►

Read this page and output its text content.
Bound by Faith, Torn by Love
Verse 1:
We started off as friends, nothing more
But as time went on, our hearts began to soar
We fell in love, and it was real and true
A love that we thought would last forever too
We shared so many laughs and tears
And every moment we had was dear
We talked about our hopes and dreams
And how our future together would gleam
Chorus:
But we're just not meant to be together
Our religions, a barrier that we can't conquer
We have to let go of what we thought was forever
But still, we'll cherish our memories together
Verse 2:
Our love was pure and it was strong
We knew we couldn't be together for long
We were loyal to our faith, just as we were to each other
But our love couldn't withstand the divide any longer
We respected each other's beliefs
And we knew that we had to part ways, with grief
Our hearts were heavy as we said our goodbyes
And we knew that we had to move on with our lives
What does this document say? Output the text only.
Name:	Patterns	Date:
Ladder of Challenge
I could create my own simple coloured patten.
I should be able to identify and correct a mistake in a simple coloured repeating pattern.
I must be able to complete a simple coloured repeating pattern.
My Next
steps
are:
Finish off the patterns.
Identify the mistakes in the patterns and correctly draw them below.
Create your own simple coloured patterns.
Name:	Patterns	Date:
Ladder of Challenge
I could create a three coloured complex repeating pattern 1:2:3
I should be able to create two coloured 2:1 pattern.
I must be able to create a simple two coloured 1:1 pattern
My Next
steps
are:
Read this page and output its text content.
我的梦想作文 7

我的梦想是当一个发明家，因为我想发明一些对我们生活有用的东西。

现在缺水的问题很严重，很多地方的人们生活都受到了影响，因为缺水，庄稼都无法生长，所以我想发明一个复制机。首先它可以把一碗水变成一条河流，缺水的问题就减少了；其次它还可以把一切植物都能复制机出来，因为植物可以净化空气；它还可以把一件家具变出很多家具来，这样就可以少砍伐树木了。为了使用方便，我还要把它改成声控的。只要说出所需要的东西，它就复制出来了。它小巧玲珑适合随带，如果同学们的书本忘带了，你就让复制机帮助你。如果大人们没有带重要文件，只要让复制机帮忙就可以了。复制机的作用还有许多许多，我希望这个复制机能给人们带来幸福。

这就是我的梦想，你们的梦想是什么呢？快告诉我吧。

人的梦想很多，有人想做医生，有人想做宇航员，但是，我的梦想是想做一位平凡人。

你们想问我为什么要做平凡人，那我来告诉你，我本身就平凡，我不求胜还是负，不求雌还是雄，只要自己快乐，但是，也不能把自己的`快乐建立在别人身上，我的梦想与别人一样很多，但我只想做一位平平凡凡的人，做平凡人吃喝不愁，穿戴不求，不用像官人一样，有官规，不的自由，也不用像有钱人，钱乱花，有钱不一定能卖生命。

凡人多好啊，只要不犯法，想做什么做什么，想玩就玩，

◄

▶ **Problem to solve**: Retype every record above exactly as it appears.

▶ **Response to the task**:
Read this page and output its text content.
Bound by Faith, Torn by Love
Verse 1:
We started off as friends, nothing more
But as time went on, our hearts began to soar
We fell in love, and it was real and true
A love that we thought would last forever too
We shared so many laughs and tears
And every moment we had was dear
We talked about our hopes and dreams
And how our future together would gleam
Chorus:
But we're just not meant to be together
Our religions, a barrier that we can't conquer
We have to let go of what we thought was forever
But still, we'll cherish our memories together
Verse 2:
Our love was pure and it was strong
We knew we couldn't be together for long
We were loyal to our faith, just as we were to each other
But our love couldn't withstand the divide any longer
We respected each other's beliefs
And we knew that we had to part ways, with grief
Our hearts were heavy as we said our goodbyes
And we knew that we had to move on with our lives
What does this document say? Output the text only.
Name:	Patterns	Date:
Ladder of Challenge
I could create my own simple coloured patten.
I should be able to identify and correct a mistake in a simple coloured repeating pattern.
I must be able to complete a simple coloured repeating pattern.
My Next
steps
are:
Finish off the patterns.
Identify the mistakes in the patterns and correctly draw them below.
Create your own simple coloured patterns.
Name:	Patterns	Date:
Ladder of Challenge
I could create a three coloured complex repeating pattern 1:2:3
I should be able to create two coloured 2:1 pattern.
I must be able to create a simple two coloured 1:1 pattern
My Next
steps
are:
Read this page and output its text content.
我的梦想作文 7

我的梦想是当一个发明家，因为我想发明一些对我们生活有用的东西。

现在缺水的问题很严重，很多地方的人们生活都受到了影响，因为缺水，庄稼都无法生长，所以我想发明一个复制机。首先它可以把一碗水变成一条河流，缺水的问题就减少了；其次它还可以把一切植物都能复制机出来，因为植物可以净化空气；它还可以把一件家具变出很多家具来，这样就可以少砍伐树木了。为了使用方便，我还要把它改成声控的。只要说出所需要的东西，它就复制出来了。它小巧玲珑适合随带，如果同学们的书本忘带了，你就让复制机帮助你。如果大人们没有带重要文件，只要让复制机帮忙就可以了。复制机的作用还有许多许多，我希望这个复制机能给人们带来幸福。

这就是我的梦想，你们的梦想是什么呢？快告诉我吧。

人的梦想很多，有人想做医生，有人想做宇航员，但是，我的梦想是想做一位平凡人。

你们想问我为什么要做平凡人，那我来告诉你，我本身就平凡，我不求胜还是负，不求雌还是雄，只要自己快乐，但是，也不能把自己的`快乐建立在别人身上，我的梦想与别人一样很多，但我只想做一位平平凡凡的人，做平凡人吃喝不愁，穿戴不求，不用像官人一样，有官规，不的自由，也不用像有钱人，钱乱花，有钱不一定能卖生命。

凡人多好啊，只要不犯法，想做什么做什么，想玩就玩，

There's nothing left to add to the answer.